* [REQUIREMENTS] Report only the number of lines in this material that include "JSON".

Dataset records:
======
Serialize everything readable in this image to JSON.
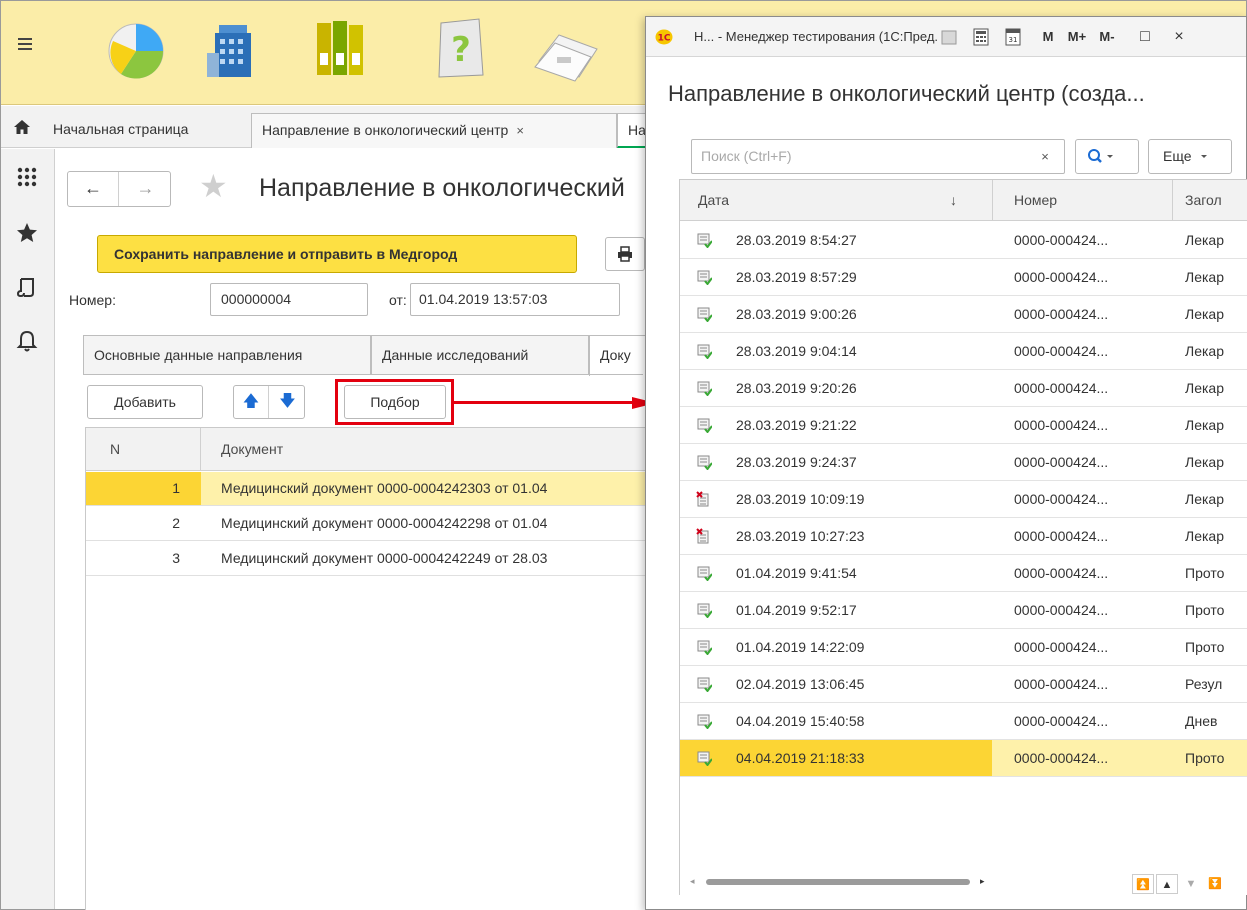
{
  "main": {
    "tabs": [
      {
        "label": "Начальная страница"
      },
      {
        "label": "Направление в онкологический центр",
        "close": "×"
      },
      {
        "label": "На"
      }
    ],
    "nav": {
      "back": "←",
      "forward": "→"
    },
    "doc_title": "Направление в онкологический",
    "save_button": "Сохранить направление и отправить в Медгород",
    "number_label": "Номер:",
    "number_value": "000000004",
    "from_label": "от:",
    "date_value": "01.04.2019 13:57:03",
    "form_tabs": [
      {
        "label": "Основные данные направления"
      },
      {
        "label": "Данные исследований"
      },
      {
        "label": "Доку"
      }
    ],
    "toolbar": {
      "add": "Добавить",
      "up": "🡅",
      "down": "🡇",
      "pick": "Подбор"
    },
    "table": {
      "headers": {
        "n": "N",
        "doc": "Документ"
      },
      "rows": [
        {
          "n": "1",
          "doc": "Медицинский документ 0000-0004242303 от 01.04"
        },
        {
          "n": "2",
          "doc": "Медицинский документ 0000-0004242298 от 01.04"
        },
        {
          "n": "3",
          "doc": "Медицинский документ 0000-0004242249 от 28.03"
        }
      ]
    }
  },
  "popup": {
    "window_title": "Н... - Менеджер тестирования (1С:Пред.",
    "toolbar": {
      "m": "M",
      "mplus": "M+",
      "mminus": "M-",
      "restore": "□",
      "close": "×"
    },
    "heading": "Направление в онкологический центр (созда...",
    "search_placeholder": "Поиск (Ctrl+F)",
    "search_clear": "×",
    "more_button": "Еще",
    "table": {
      "headers": {
        "date": "Дата",
        "sort": "↓",
        "num": "Номер",
        "title": "Загол"
      },
      "rows": [
        {
          "date": "28.03.2019 8:54:27",
          "num": "0000-000424...",
          "title": "Лекар",
          "status": "ok"
        },
        {
          "date": "28.03.2019 8:57:29",
          "num": "0000-000424...",
          "title": "Лекар",
          "status": "ok"
        },
        {
          "date": "28.03.2019 9:00:26",
          "num": "0000-000424...",
          "title": "Лекар",
          "status": "ok"
        },
        {
          "date": "28.03.2019 9:04:14",
          "num": "0000-000424...",
          "title": "Лекар",
          "status": "ok"
        },
        {
          "date": "28.03.2019 9:20:26",
          "num": "0000-000424...",
          "title": "Лекар",
          "status": "ok"
        },
        {
          "date": "28.03.2019 9:21:22",
          "num": "0000-000424...",
          "title": "Лекар",
          "status": "ok"
        },
        {
          "date": "28.03.2019 9:24:37",
          "num": "0000-000424...",
          "title": "Лекар",
          "status": "ok"
        },
        {
          "date": "28.03.2019 10:09:19",
          "num": "0000-000424...",
          "title": "Лекар",
          "status": "deleted"
        },
        {
          "date": "28.03.2019 10:27:23",
          "num": "0000-000424...",
          "title": "Лекар",
          "status": "deleted"
        },
        {
          "date": "01.04.2019 9:41:54",
          "num": "0000-000424...",
          "title": "Прото",
          "status": "ok"
        },
        {
          "date": "01.04.2019 9:52:17",
          "num": "0000-000424...",
          "title": "Прото",
          "status": "ok"
        },
        {
          "date": "01.04.2019 14:22:09",
          "num": "0000-000424...",
          "title": "Прото",
          "status": "ok"
        },
        {
          "date": "02.04.2019 13:06:45",
          "num": "0000-000424...",
          "title": "Резул",
          "status": "ok"
        },
        {
          "date": "04.04.2019 15:40:58",
          "num": "0000-000424...",
          "title": "Днев",
          "status": "ok"
        },
        {
          "date": "04.04.2019 21:18:33",
          "num": "0000-000424...",
          "title": "Прото",
          "status": "ok"
        }
      ]
    }
  },
  "colors": {
    "accent_yellow": "#fde043",
    "selected_row": "#fcd534",
    "highlight_red": "#e3000f",
    "topbar": "#fbeda8"
  }
}
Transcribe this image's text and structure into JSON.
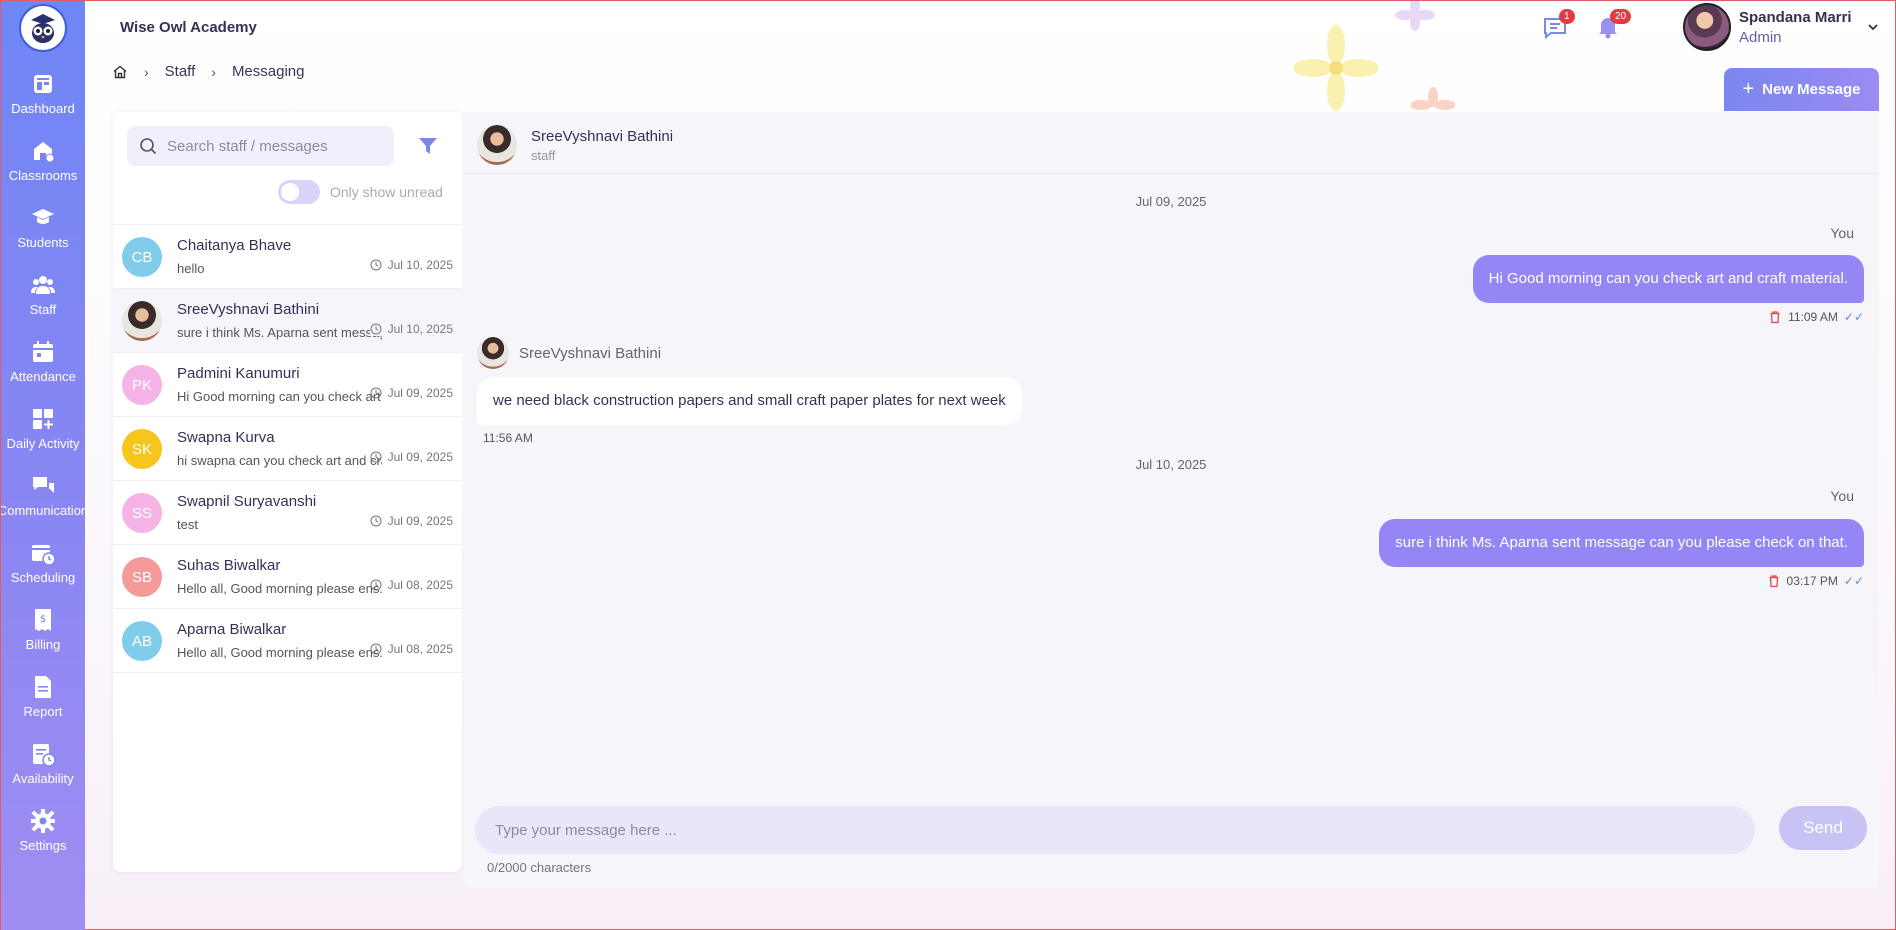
======
* [IN RESPONSE] 2